◆ What needs to be done:
Find all the lines with "that" and gather them.

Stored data
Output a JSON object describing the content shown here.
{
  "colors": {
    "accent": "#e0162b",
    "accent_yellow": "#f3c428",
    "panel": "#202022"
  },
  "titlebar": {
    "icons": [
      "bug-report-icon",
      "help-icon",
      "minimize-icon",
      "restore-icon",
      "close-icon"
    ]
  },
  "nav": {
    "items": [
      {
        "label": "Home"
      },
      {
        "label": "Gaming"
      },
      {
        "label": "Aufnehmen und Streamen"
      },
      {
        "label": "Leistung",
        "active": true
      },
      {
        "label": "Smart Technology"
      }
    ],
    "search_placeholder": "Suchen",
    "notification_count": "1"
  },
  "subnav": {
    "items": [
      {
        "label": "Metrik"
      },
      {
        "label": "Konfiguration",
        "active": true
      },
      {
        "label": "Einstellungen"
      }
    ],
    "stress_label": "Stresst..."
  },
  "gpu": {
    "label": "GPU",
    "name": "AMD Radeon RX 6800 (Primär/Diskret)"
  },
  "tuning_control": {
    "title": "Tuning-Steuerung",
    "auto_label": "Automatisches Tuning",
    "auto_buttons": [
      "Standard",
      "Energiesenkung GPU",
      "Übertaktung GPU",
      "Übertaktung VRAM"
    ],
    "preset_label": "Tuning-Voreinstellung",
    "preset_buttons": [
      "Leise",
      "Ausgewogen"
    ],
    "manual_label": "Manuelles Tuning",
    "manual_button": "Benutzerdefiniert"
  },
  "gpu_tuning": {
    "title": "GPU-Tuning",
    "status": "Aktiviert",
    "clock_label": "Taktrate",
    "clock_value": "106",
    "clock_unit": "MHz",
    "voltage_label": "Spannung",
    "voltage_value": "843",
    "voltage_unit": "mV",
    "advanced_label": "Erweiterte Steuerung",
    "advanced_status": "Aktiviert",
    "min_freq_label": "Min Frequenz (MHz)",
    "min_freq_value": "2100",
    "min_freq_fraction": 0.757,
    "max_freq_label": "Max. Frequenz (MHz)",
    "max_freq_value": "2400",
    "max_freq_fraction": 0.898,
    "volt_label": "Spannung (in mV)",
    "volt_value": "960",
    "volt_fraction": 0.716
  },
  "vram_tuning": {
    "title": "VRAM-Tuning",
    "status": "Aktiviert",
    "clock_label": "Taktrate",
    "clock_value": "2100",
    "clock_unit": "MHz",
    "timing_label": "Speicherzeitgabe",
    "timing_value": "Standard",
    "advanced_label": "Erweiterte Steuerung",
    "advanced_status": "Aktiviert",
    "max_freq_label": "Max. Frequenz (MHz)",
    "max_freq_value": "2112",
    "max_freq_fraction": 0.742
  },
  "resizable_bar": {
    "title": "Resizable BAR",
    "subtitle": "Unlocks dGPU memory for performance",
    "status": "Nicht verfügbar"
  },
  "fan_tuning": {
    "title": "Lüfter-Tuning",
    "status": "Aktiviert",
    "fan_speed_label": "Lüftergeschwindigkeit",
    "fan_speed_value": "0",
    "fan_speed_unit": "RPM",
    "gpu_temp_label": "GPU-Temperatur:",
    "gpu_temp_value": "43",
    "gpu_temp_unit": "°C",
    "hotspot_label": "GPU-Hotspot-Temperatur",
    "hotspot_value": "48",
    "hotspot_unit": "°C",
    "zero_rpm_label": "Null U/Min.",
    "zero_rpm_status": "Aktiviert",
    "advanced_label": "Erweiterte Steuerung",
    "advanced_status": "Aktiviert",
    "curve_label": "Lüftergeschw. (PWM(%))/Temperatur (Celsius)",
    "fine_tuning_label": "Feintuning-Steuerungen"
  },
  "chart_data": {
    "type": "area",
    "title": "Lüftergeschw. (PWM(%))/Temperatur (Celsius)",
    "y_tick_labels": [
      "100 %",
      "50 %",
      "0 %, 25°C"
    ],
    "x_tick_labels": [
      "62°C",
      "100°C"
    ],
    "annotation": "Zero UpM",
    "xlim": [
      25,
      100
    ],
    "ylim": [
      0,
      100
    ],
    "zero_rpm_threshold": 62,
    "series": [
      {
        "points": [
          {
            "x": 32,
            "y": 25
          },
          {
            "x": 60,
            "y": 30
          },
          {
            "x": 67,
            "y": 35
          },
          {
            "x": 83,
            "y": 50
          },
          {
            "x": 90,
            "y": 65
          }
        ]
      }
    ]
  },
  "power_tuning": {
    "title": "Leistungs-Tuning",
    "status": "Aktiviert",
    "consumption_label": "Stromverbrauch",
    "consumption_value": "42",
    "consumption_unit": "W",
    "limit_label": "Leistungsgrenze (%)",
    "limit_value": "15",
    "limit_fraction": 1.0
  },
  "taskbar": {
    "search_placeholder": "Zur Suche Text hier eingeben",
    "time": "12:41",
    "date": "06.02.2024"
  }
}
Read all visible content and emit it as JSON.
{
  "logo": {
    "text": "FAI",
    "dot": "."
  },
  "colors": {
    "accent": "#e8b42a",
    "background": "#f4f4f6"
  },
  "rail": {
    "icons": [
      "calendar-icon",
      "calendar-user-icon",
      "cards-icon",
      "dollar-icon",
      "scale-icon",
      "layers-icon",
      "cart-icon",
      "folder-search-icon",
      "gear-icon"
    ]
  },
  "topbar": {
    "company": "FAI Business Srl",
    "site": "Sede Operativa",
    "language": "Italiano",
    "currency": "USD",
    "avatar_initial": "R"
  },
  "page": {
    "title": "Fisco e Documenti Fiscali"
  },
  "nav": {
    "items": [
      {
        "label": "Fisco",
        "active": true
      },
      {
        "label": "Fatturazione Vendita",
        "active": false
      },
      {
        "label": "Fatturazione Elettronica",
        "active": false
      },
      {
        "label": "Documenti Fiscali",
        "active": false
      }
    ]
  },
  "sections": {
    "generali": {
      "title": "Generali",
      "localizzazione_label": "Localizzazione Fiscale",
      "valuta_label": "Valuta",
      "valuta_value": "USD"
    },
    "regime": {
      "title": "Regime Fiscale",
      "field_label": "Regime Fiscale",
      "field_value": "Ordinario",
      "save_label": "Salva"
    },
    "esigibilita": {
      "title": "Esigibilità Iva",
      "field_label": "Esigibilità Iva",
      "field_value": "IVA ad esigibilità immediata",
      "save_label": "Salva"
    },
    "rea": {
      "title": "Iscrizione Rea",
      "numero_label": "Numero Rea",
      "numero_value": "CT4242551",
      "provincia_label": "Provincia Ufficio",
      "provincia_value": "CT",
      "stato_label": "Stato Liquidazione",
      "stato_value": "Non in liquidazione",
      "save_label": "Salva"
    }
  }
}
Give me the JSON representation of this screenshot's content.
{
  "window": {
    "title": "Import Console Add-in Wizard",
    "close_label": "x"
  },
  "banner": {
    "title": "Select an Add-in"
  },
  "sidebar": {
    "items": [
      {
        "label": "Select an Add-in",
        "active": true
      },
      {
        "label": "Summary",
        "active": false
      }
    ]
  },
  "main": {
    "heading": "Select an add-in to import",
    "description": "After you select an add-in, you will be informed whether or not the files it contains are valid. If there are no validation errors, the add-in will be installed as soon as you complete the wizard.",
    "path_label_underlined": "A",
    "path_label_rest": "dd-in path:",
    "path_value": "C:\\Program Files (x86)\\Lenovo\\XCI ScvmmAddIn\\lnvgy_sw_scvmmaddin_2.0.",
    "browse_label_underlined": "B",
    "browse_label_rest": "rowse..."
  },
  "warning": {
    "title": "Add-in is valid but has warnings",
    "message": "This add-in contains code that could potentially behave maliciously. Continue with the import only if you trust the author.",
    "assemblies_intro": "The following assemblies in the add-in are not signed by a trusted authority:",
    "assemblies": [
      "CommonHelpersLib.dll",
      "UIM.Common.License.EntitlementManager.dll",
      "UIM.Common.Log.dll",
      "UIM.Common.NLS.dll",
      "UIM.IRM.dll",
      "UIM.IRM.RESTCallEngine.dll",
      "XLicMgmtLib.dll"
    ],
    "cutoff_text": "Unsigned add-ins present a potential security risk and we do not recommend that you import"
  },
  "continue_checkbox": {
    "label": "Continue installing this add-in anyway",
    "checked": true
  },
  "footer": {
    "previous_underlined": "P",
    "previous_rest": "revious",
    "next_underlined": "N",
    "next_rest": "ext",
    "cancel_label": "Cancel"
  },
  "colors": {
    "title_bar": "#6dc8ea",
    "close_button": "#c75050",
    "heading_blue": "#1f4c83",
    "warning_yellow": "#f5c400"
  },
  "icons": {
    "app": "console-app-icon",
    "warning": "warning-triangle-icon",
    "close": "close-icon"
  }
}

◆ Result of this task:
    "message": "This add-in contains code that could potentially behave maliciously. Continue with the import only if you trust the author.",
    "cutoff_text": "Unsigned add-ins present a potential security risk and we do not recommend that you import"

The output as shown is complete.